__Exercise directions__
Find the string "Cola" in the listing and report every line that has it.

[Chart and figure data]
•••••

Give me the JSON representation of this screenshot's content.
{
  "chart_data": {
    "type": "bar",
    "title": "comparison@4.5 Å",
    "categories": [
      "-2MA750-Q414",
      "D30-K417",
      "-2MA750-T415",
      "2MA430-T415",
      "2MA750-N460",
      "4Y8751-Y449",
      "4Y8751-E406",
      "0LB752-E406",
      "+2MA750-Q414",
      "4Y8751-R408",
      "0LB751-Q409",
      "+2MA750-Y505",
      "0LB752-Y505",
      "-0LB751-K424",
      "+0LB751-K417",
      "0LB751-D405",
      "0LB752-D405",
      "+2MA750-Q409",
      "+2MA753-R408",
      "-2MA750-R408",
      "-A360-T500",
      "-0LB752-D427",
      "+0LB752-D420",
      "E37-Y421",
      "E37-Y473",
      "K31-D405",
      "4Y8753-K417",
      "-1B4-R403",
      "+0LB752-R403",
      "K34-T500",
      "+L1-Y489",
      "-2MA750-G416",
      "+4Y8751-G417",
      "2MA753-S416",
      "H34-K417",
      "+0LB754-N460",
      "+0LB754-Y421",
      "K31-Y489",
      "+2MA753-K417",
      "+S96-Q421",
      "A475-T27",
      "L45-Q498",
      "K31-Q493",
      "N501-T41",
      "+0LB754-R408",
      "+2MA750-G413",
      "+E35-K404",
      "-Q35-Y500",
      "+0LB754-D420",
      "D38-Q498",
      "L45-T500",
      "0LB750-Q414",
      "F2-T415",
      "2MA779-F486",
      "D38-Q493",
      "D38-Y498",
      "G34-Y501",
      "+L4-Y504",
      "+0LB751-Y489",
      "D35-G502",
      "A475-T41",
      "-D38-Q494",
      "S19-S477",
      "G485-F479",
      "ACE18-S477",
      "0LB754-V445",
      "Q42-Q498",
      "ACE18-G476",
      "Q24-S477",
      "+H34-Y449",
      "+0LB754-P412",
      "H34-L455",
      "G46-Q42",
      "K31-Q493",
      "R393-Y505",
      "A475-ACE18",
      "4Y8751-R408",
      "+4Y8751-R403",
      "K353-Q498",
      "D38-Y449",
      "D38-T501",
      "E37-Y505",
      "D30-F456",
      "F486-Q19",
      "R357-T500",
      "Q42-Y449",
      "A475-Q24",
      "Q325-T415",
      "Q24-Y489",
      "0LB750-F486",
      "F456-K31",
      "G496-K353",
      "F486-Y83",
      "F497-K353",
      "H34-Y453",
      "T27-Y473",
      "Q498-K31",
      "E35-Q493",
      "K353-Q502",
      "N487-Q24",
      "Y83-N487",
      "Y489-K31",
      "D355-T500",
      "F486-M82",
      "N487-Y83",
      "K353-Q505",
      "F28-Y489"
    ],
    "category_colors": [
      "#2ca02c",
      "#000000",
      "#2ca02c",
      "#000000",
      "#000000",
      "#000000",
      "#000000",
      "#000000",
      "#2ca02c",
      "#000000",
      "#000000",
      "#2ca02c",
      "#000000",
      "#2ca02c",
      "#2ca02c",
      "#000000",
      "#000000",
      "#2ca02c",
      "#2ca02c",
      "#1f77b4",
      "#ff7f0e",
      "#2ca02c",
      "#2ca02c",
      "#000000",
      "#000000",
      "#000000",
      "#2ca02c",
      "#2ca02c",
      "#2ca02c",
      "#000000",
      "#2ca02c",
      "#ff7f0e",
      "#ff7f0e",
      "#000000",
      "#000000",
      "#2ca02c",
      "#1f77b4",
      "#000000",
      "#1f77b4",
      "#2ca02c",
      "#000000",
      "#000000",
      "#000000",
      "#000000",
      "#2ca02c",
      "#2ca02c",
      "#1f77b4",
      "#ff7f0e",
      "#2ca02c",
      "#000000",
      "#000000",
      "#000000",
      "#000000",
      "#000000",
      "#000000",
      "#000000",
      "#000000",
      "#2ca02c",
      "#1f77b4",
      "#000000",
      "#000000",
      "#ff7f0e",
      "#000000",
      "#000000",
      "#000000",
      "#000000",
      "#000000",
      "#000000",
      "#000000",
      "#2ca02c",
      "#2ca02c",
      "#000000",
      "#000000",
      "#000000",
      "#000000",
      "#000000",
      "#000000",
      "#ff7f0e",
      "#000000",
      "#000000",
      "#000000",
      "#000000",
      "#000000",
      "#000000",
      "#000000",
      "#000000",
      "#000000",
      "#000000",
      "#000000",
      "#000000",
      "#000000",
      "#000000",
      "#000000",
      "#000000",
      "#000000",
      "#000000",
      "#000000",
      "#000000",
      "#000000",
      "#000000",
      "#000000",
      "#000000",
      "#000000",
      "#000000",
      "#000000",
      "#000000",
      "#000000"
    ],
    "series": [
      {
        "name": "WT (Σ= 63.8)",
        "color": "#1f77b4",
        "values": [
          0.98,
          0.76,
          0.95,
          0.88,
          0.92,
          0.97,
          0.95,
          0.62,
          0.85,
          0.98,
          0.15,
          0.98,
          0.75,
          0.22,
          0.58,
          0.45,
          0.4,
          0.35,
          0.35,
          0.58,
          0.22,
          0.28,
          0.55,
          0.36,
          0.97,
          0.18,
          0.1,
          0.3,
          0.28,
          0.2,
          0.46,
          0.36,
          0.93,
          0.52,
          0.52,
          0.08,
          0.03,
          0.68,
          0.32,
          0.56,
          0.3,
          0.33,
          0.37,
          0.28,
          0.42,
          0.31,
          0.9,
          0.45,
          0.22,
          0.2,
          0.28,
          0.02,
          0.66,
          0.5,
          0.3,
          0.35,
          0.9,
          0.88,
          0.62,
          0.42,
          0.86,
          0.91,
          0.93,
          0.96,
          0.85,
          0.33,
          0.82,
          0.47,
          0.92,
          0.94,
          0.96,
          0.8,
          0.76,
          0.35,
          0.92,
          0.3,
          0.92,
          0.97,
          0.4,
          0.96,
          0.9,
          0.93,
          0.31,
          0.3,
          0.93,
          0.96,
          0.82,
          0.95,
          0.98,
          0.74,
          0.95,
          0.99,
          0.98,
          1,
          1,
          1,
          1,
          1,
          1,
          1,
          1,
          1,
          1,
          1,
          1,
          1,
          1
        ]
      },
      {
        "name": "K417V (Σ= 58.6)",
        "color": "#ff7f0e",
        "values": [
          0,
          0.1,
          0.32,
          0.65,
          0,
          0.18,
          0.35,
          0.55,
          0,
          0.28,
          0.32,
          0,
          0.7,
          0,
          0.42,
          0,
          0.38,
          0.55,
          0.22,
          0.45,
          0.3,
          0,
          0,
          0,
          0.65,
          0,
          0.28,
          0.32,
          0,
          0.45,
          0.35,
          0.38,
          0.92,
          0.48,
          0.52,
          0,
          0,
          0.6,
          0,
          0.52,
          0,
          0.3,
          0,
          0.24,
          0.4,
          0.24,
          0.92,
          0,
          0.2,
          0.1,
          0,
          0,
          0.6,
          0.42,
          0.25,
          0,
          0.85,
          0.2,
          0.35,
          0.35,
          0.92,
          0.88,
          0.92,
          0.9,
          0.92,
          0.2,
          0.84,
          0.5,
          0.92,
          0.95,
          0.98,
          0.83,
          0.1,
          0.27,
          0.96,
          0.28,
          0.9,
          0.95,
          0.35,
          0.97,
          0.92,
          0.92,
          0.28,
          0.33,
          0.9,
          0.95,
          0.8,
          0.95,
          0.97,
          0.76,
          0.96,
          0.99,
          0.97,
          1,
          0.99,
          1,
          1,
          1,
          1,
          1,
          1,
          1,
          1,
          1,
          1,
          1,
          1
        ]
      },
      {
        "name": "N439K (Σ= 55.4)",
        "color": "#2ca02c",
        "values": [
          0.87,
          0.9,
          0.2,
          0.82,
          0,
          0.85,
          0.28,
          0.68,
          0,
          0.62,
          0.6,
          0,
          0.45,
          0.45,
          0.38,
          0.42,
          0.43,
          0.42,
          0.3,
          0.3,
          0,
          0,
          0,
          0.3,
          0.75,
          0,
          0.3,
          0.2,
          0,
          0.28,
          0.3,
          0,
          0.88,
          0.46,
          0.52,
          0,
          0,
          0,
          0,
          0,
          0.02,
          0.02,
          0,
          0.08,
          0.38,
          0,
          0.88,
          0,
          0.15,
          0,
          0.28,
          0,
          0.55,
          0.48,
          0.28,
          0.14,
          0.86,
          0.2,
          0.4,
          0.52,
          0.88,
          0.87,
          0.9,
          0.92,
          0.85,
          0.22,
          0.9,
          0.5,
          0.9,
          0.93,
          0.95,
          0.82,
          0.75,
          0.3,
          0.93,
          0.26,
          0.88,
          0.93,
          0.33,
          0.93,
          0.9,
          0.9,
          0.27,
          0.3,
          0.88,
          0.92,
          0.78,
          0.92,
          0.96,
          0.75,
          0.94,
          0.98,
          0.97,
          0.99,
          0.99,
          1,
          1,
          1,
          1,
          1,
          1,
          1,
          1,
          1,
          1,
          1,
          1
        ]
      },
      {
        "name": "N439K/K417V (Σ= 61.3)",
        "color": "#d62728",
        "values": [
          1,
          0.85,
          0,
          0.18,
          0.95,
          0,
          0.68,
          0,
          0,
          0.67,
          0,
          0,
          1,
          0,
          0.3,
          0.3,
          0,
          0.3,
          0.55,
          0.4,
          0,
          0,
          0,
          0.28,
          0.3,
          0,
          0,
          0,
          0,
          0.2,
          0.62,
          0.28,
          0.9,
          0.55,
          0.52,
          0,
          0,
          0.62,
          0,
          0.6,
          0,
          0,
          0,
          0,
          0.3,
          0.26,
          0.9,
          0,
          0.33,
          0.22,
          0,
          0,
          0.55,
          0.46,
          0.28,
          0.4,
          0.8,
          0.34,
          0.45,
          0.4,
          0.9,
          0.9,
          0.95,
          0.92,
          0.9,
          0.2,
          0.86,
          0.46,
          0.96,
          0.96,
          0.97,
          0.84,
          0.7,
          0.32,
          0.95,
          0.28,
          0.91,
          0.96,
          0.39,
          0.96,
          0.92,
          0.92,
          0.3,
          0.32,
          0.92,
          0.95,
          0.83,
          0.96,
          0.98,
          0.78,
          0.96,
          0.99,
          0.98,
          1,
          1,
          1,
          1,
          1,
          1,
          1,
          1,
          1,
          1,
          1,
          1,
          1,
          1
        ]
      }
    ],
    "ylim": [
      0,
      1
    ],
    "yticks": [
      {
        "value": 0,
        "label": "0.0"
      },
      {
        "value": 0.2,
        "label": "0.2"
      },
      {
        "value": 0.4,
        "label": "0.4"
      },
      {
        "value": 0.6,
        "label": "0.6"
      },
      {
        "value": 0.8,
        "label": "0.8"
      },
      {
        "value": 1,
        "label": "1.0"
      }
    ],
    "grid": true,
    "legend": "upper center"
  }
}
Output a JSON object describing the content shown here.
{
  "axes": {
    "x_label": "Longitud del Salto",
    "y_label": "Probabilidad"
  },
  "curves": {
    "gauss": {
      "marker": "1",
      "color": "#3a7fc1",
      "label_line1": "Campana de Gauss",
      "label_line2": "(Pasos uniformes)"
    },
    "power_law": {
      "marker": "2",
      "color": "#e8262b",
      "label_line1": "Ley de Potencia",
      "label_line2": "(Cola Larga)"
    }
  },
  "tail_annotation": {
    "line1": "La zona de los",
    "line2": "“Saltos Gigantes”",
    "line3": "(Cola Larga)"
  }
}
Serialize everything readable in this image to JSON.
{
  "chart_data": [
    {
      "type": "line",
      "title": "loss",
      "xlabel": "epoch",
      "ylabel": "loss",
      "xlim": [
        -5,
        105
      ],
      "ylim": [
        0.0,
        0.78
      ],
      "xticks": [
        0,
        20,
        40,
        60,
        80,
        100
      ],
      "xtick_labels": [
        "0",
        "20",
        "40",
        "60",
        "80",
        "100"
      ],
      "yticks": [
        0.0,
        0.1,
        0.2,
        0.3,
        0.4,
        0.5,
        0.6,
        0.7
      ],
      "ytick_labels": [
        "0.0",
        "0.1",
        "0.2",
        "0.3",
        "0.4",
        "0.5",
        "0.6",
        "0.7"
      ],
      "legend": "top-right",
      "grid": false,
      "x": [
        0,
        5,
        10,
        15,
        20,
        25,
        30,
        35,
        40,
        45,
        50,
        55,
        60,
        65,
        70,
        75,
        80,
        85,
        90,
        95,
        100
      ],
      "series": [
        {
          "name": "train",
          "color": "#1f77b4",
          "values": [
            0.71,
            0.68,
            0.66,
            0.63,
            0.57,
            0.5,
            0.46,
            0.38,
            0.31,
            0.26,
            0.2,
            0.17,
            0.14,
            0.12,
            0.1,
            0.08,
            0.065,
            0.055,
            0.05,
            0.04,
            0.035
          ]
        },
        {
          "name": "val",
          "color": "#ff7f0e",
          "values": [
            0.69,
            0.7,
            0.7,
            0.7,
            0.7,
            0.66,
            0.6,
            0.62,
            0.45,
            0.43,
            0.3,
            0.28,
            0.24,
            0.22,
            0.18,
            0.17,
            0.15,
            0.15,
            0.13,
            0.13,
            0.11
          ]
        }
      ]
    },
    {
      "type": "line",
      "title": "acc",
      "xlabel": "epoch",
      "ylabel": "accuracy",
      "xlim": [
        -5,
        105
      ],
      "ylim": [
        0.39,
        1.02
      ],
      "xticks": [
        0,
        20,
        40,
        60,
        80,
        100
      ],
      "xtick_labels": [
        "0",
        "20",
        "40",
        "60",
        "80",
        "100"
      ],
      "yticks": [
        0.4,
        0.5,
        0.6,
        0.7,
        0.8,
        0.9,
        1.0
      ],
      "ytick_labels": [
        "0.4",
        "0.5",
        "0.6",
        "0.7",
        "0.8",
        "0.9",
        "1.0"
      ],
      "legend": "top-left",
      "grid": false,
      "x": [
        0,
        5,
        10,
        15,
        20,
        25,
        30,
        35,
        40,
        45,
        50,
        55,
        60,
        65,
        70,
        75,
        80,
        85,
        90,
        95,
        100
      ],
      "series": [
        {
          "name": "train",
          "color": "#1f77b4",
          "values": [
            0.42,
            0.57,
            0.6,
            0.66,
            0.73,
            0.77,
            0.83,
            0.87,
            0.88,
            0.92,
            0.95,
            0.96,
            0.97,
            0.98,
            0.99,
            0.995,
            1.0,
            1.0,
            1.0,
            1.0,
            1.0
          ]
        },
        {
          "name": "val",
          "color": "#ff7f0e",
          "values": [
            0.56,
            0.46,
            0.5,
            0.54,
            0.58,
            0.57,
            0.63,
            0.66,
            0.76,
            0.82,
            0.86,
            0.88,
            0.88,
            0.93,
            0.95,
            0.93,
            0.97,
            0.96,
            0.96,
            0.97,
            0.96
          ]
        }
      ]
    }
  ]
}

•••••

__Finished task__
      "label_line2": "(Cola Larga)"
    "line3": "(Cola Larga)"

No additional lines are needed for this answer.